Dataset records
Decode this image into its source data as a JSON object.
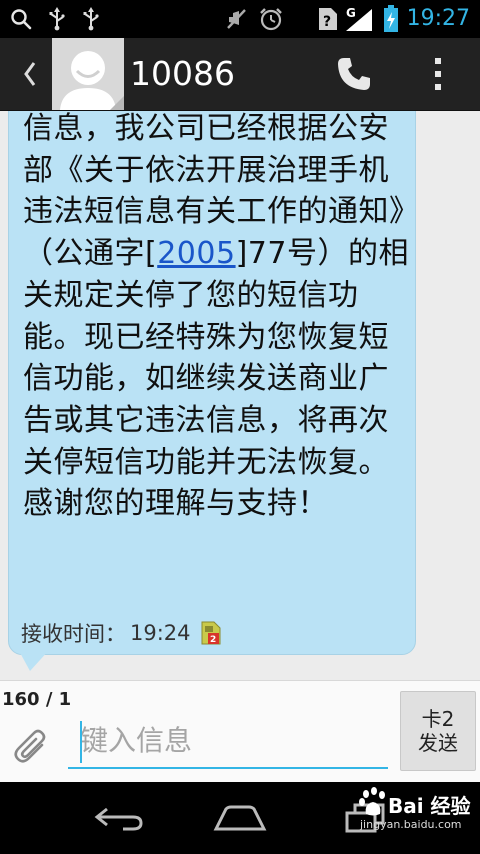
{
  "status_bar": {
    "time": "19:27",
    "icons": [
      "search-icon",
      "usb-icon",
      "usb-icon",
      "mute-icon",
      "alarm-icon",
      "no-sim-icon",
      "signal-icon",
      "battery-charging-icon"
    ],
    "network_label": "G",
    "accent_color": "#33b5e5"
  },
  "action_bar": {
    "title": "10086",
    "icons": [
      "back-icon",
      "contact-avatar",
      "phone-icon",
      "overflow-menu-icon"
    ]
  },
  "message": {
    "segments": [
      {
        "text": "信息，我公司已经根据公安部《关于依法开展治理手机违法短信息有关工作的通知》（公通字[",
        "link": false
      },
      {
        "text": "2005",
        "link": true
      },
      {
        "text": "]77号）的相关规定关停了您的短信功能。现已经特殊为您恢复短信功能，如继续发送商业广告或其它违法信息，将再次关停短信功能并无法恢复。感谢您的理解与支持！",
        "link": false
      }
    ],
    "received_label": "接收时间：",
    "received_time": "19:24",
    "sim_icon": "sim-card-2-icon",
    "bubble_color": "#bae2f5"
  },
  "compose": {
    "char_counter": "160 / 1",
    "placeholder": "键入信息",
    "value": "",
    "send_label_line1": "卡2",
    "send_label_line2": "发送",
    "attach_icon": "paperclip-icon"
  },
  "nav_bar": {
    "buttons": [
      "back-icon",
      "home-icon",
      "recent-apps-icon"
    ]
  },
  "watermark": {
    "text": "Bai 经验",
    "sub": "jingyan.baidu.com"
  }
}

» **AIM**:
An exact transcription of all the entries is required, without the pictures.

» **OUTPUT OF THE TASK**:
Decode this image into its source data as a JSON object.
{
  "status_bar": {
    "time": "19:27",
    "icons": [
      "search-icon",
      "usb-icon",
      "usb-icon",
      "mute-icon",
      "alarm-icon",
      "no-sim-icon",
      "signal-icon",
      "battery-charging-icon"
    ],
    "network_label": "G",
    "accent_color": "#33b5e5"
  },
  "action_bar": {
    "title": "10086",
    "icons": [
      "back-icon",
      "contact-avatar",
      "phone-icon",
      "overflow-menu-icon"
    ]
  },
  "message": {
    "segments": [
      {
        "text": "信息，我公司已经根据公安部《关于依法开展治理手机违法短信息有关工作的通知》（公通字[",
        "link": false
      },
      {
        "text": "2005",
        "link": true
      },
      {
        "text": "]77号）的相关规定关停了您的短信功能。现已经特殊为您恢复短信功能，如继续发送商业广告或其它违法信息，将再次关停短信功能并无法恢复。感谢您的理解与支持！",
        "link": false
      }
    ],
    "received_label": "接收时间：",
    "received_time": "19:24",
    "sim_icon": "sim-card-2-icon",
    "bubble_color": "#bae2f5"
  },
  "compose": {
    "char_counter": "160 / 1",
    "placeholder": "键入信息",
    "value": "",
    "send_label_line1": "卡2",
    "send_label_line2": "发送",
    "attach_icon": "paperclip-icon"
  },
  "nav_bar": {
    "buttons": [
      "back-icon",
      "home-icon",
      "recent-apps-icon"
    ]
  },
  "watermark": {
    "text": "Bai 经验",
    "sub": "jingyan.baidu.com"
  }
}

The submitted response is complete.